>> Start

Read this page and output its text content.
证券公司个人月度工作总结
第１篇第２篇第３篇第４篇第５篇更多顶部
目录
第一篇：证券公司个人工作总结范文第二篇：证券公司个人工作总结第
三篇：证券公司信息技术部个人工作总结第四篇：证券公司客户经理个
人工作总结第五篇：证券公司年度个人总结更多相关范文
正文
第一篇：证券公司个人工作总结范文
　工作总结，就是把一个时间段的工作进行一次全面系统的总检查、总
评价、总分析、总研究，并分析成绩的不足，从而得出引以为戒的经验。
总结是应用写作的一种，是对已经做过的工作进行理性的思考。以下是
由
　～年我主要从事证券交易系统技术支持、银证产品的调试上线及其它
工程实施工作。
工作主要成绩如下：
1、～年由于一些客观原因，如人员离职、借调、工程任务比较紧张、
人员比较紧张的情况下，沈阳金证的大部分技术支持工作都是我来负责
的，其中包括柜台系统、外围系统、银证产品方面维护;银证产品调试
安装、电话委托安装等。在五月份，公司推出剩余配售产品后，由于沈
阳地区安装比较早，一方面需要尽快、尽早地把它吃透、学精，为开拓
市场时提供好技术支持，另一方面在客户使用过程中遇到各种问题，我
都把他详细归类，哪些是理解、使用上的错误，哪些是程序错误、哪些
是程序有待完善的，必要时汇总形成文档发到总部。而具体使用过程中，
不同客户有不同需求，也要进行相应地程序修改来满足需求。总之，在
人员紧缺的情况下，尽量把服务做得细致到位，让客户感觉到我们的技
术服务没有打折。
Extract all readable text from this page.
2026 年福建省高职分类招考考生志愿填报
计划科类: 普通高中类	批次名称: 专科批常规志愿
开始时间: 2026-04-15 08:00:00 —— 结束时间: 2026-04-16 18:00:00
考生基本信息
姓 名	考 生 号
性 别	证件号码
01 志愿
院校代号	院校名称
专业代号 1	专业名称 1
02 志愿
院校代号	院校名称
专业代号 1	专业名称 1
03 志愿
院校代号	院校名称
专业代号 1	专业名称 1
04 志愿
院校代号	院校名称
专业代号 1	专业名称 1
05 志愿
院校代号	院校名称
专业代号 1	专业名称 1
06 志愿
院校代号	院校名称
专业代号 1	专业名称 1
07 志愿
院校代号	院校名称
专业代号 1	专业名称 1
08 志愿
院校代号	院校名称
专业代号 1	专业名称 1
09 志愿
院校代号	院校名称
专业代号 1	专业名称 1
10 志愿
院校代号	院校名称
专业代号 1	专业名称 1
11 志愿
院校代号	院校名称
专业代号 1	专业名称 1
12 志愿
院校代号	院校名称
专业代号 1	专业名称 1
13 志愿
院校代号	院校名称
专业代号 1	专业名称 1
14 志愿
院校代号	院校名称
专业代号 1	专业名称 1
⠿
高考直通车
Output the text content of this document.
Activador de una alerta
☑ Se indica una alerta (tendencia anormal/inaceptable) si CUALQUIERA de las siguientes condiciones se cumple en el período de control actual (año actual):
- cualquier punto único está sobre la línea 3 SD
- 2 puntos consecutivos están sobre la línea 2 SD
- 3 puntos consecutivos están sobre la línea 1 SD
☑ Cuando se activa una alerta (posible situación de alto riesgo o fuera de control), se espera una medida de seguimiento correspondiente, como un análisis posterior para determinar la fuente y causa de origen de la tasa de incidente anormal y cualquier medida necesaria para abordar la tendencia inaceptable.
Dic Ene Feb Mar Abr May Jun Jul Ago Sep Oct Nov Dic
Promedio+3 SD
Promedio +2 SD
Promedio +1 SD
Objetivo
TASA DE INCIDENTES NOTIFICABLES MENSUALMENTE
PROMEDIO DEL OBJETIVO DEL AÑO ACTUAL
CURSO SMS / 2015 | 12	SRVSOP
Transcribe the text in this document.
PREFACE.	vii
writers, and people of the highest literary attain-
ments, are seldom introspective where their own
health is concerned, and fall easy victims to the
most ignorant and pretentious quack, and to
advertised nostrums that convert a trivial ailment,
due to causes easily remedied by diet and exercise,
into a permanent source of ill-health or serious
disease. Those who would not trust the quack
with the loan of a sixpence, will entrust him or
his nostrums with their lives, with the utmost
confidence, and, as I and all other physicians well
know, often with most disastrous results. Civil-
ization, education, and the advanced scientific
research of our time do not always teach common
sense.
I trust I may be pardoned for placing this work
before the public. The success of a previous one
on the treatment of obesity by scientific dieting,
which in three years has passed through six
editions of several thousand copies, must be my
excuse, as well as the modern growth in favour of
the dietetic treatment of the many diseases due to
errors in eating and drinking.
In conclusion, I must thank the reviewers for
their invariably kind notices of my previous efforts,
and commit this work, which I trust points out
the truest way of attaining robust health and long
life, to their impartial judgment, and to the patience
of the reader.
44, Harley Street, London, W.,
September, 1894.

>> End

- **Directions for this task**
Copy out the full set of records precisely, leaving nothing out.

- **Result of the task**
Read this page and output its text content.
证券公司个人月度工作总结
第１篇第２篇第３篇第４篇第５篇更多顶部
目录
第一篇：证券公司个人工作总结范文第二篇：证券公司个人工作总结第
三篇：证券公司信息技术部个人工作总结第四篇：证券公司客户经理个
人工作总结第五篇：证券公司年度个人总结更多相关范文
正文
第一篇：证券公司个人工作总结范文
　工作总结，就是把一个时间段的工作进行一次全面系统的总检查、总
评价、总分析、总研究，并分析成绩的不足，从而得出引以为戒的经验。
总结是应用写作的一种，是对已经做过的工作进行理性的思考。以下是
由
　～年我主要从事证券交易系统技术支持、银证产品的调试上线及其它
工程实施工作。
工作主要成绩如下：
1、～年由于一些客观原因，如人员离职、借调、工程任务比较紧张、
人员比较紧张的情况下，沈阳金证的大部分技术支持工作都是我来负责
的，其中包括柜台系统、外围系统、银证产品方面维护;银证产品调试
安装、电话委托安装等。在五月份，公司推出剩余配售产品后，由于沈
阳地区安装比较早，一方面需要尽快、尽早地把它吃透、学精，为开拓
市场时提供好技术支持，另一方面在客户使用过程中遇到各种问题，我
都把他详细归类，哪些是理解、使用上的错误，哪些是程序错误、哪些
是程序有待完善的，必要时汇总形成文档发到总部。而具体使用过程中，
不同客户有不同需求，也要进行相应地程序修改来满足需求。总之，在
人员紧缺的情况下，尽量把服务做得细致到位，让客户感觉到我们的技
术服务没有打折。
Extract all readable text from this page.
2026 年福建省高职分类招考考生志愿填报
计划科类: 普通高中类	批次名称: 专科批常规志愿
开始时间: 2026-04-15 08:00:00 —— 结束时间: 2026-04-16 18:00:00
考生基本信息
姓 名	考 生 号
性 别	证件号码
01 志愿
院校代号	院校名称
专业代号 1	专业名称 1
02 志愿
院校代号	院校名称
专业代号 1	专业名称 1
03 志愿
院校代号	院校名称
专业代号 1	专业名称 1
04 志愿
院校代号	院校名称
专业代号 1	专业名称 1
05 志愿
院校代号	院校名称
专业代号 1	专业名称 1
06 志愿
院校代号	院校名称
专业代号 1	专业名称 1
07 志愿
院校代号	院校名称
专业代号 1	专业名称 1
08 志愿
院校代号	院校名称
专业代号 1	专业名称 1
09 志愿
院校代号	院校名称
专业代号 1	专业名称 1
10 志愿
院校代号	院校名称
专业代号 1	专业名称 1
11 志愿
院校代号	院校名称
专业代号 1	专业名称 1
12 志愿
院校代号	院校名称
专业代号 1	专业名称 1
13 志愿
院校代号	院校名称
专业代号 1	专业名称 1
14 志愿
院校代号	院校名称
专业代号 1	专业名称 1
⠿
高考直通车
Output the text content of this document.
Activador de una alerta
☑ Se indica una alerta (tendencia anormal/inaceptable) si CUALQUIERA de las siguientes condiciones se cumple en el período de control actual (año actual):
- cualquier punto único está sobre la línea 3 SD
- 2 puntos consecutivos están sobre la línea 2 SD
- 3 puntos consecutivos están sobre la línea 1 SD
☑ Cuando se activa una alerta (posible situación de alto riesgo o fuera de control), se espera una medida de seguimiento correspondiente, como un análisis posterior para determinar la fuente y causa de origen de la tasa de incidente anormal y cualquier medida necesaria para abordar la tendencia inaceptable.
Dic Ene Feb Mar Abr May Jun Jul Ago Sep Oct Nov Dic
Promedio+3 SD
Promedio +2 SD
Promedio +1 SD
Objetivo
TASA DE INCIDENTES NOTIFICABLES MENSUALMENTE
PROMEDIO DEL OBJETIVO DEL AÑO ACTUAL
CURSO SMS / 2015 | 12	SRVSOP
Transcribe the text in this document.
PREFACE.	vii
writers, and people of the highest literary attain-
ments, are seldom introspective where their own
health is concerned, and fall easy victims to the
most ignorant and pretentious quack, and to
advertised nostrums that convert a trivial ailment,
due to causes easily remedied by diet and exercise,
into a permanent source of ill-health or serious
disease. Those who would not trust the quack
with the loan of a sixpence, will entrust him or
his nostrums with their lives, with the utmost
confidence, and, as I and all other physicians well
know, often with most disastrous results. Civil-
ization, education, and the advanced scientific
research of our time do not always teach common
sense.
I trust I may be pardoned for placing this work
before the public. The success of a previous one
on the treatment of obesity by scientific dieting,
which in three years has passed through six
editions of several thousand copies, must be my
excuse, as well as the modern growth in favour of
the dietetic treatment of the many diseases due to
errors in eating and drinking.
In conclusion, I must thank the reviewers for
their invariably kind notices of my previous efforts,
and commit this work, which I trust points out
the truest way of attaining robust health and long
life, to their impartial judgment, and to the patience
of the reader.
44, Harley Street, London, W.,
September, 1894.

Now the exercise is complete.